# Material provided start
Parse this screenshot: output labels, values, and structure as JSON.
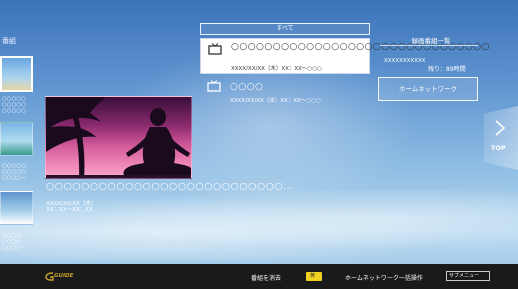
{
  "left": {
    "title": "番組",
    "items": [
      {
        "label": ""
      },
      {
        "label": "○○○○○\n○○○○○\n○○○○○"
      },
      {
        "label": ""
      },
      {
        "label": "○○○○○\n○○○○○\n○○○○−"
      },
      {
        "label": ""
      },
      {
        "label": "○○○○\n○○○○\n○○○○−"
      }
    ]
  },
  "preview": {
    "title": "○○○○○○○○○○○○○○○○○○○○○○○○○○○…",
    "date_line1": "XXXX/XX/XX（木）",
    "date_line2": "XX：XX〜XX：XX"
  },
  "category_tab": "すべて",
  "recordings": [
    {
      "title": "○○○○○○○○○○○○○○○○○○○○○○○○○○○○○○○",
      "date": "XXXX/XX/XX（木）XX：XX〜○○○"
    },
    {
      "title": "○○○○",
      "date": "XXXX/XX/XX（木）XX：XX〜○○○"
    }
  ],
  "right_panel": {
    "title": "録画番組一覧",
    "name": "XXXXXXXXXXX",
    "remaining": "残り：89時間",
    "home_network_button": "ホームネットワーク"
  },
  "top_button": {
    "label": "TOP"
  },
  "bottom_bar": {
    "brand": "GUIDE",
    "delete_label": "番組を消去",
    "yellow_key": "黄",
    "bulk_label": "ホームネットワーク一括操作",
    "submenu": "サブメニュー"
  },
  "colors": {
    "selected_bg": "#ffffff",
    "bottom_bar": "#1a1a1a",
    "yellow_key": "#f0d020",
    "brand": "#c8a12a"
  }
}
# Material provided end
● **Stated goal**
Each line of the material must be retyped exactly, except that images are omitted.

● **Finished task**
Parse this screenshot: output labels, values, and structure as JSON.
{
  "left": {
    "title": "番組",
    "items": [
      {
        "label": ""
      },
      {
        "label": "○○○○○\n○○○○○\n○○○○○"
      },
      {
        "label": ""
      },
      {
        "label": "○○○○○\n○○○○○\n○○○○−"
      },
      {
        "label": ""
      },
      {
        "label": "○○○○\n○○○○\n○○○○−"
      }
    ]
  },
  "preview": {
    "title": "○○○○○○○○○○○○○○○○○○○○○○○○○○○…",
    "date_line1": "XXXX/XX/XX（木）",
    "date_line2": "XX：XX〜XX：XX"
  },
  "category_tab": "すべて",
  "recordings": [
    {
      "title": "○○○○○○○○○○○○○○○○○○○○○○○○○○○○○○○",
      "date": "XXXX/XX/XX（木）XX：XX〜○○○"
    },
    {
      "title": "○○○○",
      "date": "XXXX/XX/XX（木）XX：XX〜○○○"
    }
  ],
  "right_panel": {
    "title": "録画番組一覧",
    "name": "XXXXXXXXXXX",
    "remaining": "残り：89時間",
    "home_network_button": "ホームネットワーク"
  },
  "top_button": {
    "label": "TOP"
  },
  "bottom_bar": {
    "brand": "GUIDE",
    "delete_label": "番組を消去",
    "yellow_key": "黄",
    "bulk_label": "ホームネットワーク一括操作",
    "submenu": "サブメニュー"
  },
  "colors": {
    "selected_bg": "#ffffff",
    "bottom_bar": "#1a1a1a",
    "yellow_key": "#f0d020",
    "brand": "#c8a12a"
  }
}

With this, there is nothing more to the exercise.